◆ Information provided ◆
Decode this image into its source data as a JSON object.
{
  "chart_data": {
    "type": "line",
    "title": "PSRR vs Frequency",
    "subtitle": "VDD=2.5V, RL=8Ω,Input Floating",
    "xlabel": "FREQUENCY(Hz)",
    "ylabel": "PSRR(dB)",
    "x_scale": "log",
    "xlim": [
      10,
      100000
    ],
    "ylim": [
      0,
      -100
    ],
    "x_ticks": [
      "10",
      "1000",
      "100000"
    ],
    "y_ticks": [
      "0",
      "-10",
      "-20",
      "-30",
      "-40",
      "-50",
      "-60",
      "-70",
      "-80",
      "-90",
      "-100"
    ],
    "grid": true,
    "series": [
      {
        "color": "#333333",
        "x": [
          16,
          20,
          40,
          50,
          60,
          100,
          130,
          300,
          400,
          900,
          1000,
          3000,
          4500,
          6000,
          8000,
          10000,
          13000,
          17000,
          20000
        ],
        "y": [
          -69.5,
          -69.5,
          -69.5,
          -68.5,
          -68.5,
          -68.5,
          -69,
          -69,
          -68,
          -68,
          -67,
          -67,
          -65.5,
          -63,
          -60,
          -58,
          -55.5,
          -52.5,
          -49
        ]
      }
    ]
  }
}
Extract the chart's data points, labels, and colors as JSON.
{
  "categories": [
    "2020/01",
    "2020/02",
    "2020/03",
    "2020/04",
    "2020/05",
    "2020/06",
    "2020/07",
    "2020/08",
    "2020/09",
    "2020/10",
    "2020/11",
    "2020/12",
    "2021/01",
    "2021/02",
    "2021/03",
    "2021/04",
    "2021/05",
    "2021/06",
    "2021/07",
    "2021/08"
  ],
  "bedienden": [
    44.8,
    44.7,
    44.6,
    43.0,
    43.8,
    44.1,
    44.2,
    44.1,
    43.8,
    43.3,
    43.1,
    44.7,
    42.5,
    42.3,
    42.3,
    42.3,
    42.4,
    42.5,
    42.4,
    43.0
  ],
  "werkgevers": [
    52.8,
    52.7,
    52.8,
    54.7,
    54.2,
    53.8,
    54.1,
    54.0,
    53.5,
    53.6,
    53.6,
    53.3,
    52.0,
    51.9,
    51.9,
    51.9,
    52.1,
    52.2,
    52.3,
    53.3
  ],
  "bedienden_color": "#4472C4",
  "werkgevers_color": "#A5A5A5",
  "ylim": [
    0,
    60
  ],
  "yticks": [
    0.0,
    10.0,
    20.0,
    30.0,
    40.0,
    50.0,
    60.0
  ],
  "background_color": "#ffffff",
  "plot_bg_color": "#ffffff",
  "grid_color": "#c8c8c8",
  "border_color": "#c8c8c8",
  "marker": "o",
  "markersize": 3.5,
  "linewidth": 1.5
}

◆ Task description ◆
Write an exact transcription of every entry above.

◆ Answer to the task ◆
Decode this image into its source data as a JSON object.
{
  "chart_data": {
    "type": "line",
    "title": "PSRR vs Frequency",
    "subtitle": "VDD=2.5V, RL=8Ω,Input Floating",
    "xlabel": "FREQUENCY(Hz)",
    "ylabel": "PSRR(dB)",
    "x_scale": "log",
    "xlim": [
      10,
      100000
    ],
    "ylim": [
      0,
      -100
    ],
    "x_ticks": [
      "10",
      "1000",
      "100000"
    ],
    "y_ticks": [
      "0",
      "-10",
      "-20",
      "-30",
      "-40",
      "-50",
      "-60",
      "-70",
      "-80",
      "-90",
      "-100"
    ],
    "grid": true,
    "series": [
      {
        "color": "#333333",
        "x": [
          16,
          20,
          40,
          50,
          60,
          100,
          130,
          300,
          400,
          900,
          1000,
          3000,
          4500,
          6000,
          8000,
          10000,
          13000,
          17000,
          20000
        ],
        "y": [
          -69.5,
          -69.5,
          -69.5,
          -68.5,
          -68.5,
          -68.5,
          -69,
          -69,
          -68,
          -68,
          -67,
          -67,
          -65.5,
          -63,
          -60,
          -58,
          -55.5,
          -52.5,
          -49
        ]
      }
    ]
  }
}
Extract the chart's data points, labels, and colors as JSON.
{
  "categories": [
    "2020/01",
    "2020/02",
    "2020/03",
    "2020/04",
    "2020/05",
    "2020/06",
    "2020/07",
    "2020/08",
    "2020/09",
    "2020/10",
    "2020/11",
    "2020/12",
    "2021/01",
    "2021/02",
    "2021/03",
    "2021/04",
    "2021/05",
    "2021/06",
    "2021/07",
    "2021/08"
  ],
  "bedienden": [
    44.8,
    44.7,
    44.6,
    43.0,
    43.8,
    44.1,
    44.2,
    44.1,
    43.8,
    43.3,
    43.1,
    44.7,
    42.5,
    42.3,
    42.3,
    42.3,
    42.4,
    42.5,
    42.4,
    43.0
  ],
  "werkgevers": [
    52.8,
    52.7,
    52.8,
    54.7,
    54.2,
    53.8,
    54.1,
    54.0,
    53.5,
    53.6,
    53.6,
    53.3,
    52.0,
    51.9,
    51.9,
    51.9,
    52.1,
    52.2,
    52.3,
    53.3
  ],
  "bedienden_color": "#4472C4",
  "werkgevers_color": "#A5A5A5",
  "ylim": [
    0,
    60
  ],
  "yticks": [
    0.0,
    10.0,
    20.0,
    30.0,
    40.0,
    50.0,
    60.0
  ],
  "background_color": "#ffffff",
  "plot_bg_color": "#ffffff",
  "grid_color": "#c8c8c8",
  "border_color": "#c8c8c8",
  "marker": "o",
  "markersize": 3.5,
  "linewidth": 1.5
}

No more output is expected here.